What you should do:
Answer these questions using the text on the maxValueOfCoins solution:
1. What space complexity does the text state, and why?
2. What is the answer for the pile [[1, 1, 100]] with k = 1?
3. According to the table, what does the "Equal values" test check?

Text under study:
--- START ---

The space complexity is only O(k) because we reuse a one dimensional DP array rather than maintaining a full two dimensional table.
Test Cases
sol = Solution()
# Example 1
assert sol.maxValueOfCoins([[1, 100, 3], [7, 8, 9]], 2) == 101
# Example 2
assert (
sol.maxValueOfCoins(
[[100], [100], [100], [100], [100], [100], [1, 1, 1, 1, 1, 1, 700]],
7
) == 706
)
# Single pile, must take all coins
assert sol.maxValueOfCoins([[1, 2, 3]], 3) == 6
# Single pile, partial selection
assert sol.maxValueOfCoins([[10, 20, 30]], 2) == 30
# Multiple piles, best choice spans piles
assert sol.maxValueOfCoins([[1, 100], [50, 50]], 2) == 101
# k = 1
assert sol.maxValueOfCoins([[5], [10], [7]], 1) == 10
# Taking everything
assert sol.maxValueOfCoins([[1, 2], [3, 4]], 4) == 10
# Deep valuable coin requires unlocking
assert sol.maxValueOfCoins([[1, 1, 100]], 3) == 102
# Many small piles
assert sol.maxValueOfCoins([[1], [2], [3], [4]], 2) == 7
# Equal values
assert sol.maxValueOfCoins([[5, 5], [5, 5]], 3) == 15
| Test | Why |
|---|---|
[[1,100,3],[7,8,9]], k=2 |
Verifies provided example |
Multiple 100 piles plus 700 |
Ensures deep reward logic works |
| Single pile, take all | Tests full prefix selection |
| Single pile, partial | Verifies limited selection |
| Cross pile optimization | Ensures DP combines piles correctly |
k = 1 |
Tests minimum coin requirement |
| Take all coins | Tests upper boundary |
| Valuable deep coin | Validates unlocking requirement |
| Many small piles | Verifies pile iteration |
| Equal values | Tests duplicate handling |
Edge Cases
Edge Case 1: A Valuable Coin Deep in a Pile
A common mistake is assuming we can freely select any coin. Consider:
[[1, 1, 100]]
k = 1
The answer is 1, not 100, because the large coin is inaccessible without removing the coins above it first. Our implementation handles this correctly by only considering prefix sums, meaning deeper coins are never selected independently.

--- END ---

Stored data entries:

--- START ---

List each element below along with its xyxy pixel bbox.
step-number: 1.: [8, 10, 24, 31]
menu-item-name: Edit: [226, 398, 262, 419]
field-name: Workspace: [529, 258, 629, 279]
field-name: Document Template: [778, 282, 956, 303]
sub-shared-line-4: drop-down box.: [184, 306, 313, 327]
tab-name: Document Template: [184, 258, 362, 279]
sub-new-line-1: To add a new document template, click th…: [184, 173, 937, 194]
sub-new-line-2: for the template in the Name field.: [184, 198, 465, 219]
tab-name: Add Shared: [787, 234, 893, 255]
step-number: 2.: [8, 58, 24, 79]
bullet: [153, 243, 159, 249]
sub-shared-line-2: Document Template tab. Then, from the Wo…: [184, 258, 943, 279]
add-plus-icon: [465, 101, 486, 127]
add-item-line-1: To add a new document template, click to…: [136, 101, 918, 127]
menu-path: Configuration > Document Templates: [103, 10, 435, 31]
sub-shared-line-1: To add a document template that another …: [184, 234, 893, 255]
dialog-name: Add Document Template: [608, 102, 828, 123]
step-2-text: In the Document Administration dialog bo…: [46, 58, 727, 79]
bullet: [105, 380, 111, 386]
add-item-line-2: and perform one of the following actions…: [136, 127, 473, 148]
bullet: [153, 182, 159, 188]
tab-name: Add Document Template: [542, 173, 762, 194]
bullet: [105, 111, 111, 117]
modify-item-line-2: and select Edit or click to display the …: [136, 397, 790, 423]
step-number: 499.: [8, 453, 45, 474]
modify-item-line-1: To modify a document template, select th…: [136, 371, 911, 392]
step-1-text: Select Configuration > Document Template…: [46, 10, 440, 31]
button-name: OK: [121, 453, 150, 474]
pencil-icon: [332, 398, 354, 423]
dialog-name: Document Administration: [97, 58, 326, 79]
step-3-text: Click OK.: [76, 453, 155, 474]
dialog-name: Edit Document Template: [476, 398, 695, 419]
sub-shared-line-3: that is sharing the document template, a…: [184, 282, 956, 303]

--- END ---

Task output:
1. O(k), because a one dimensional DP array is reused rather than maintaining a full two dimensional table.
2. 1
3. It tests duplicate handling.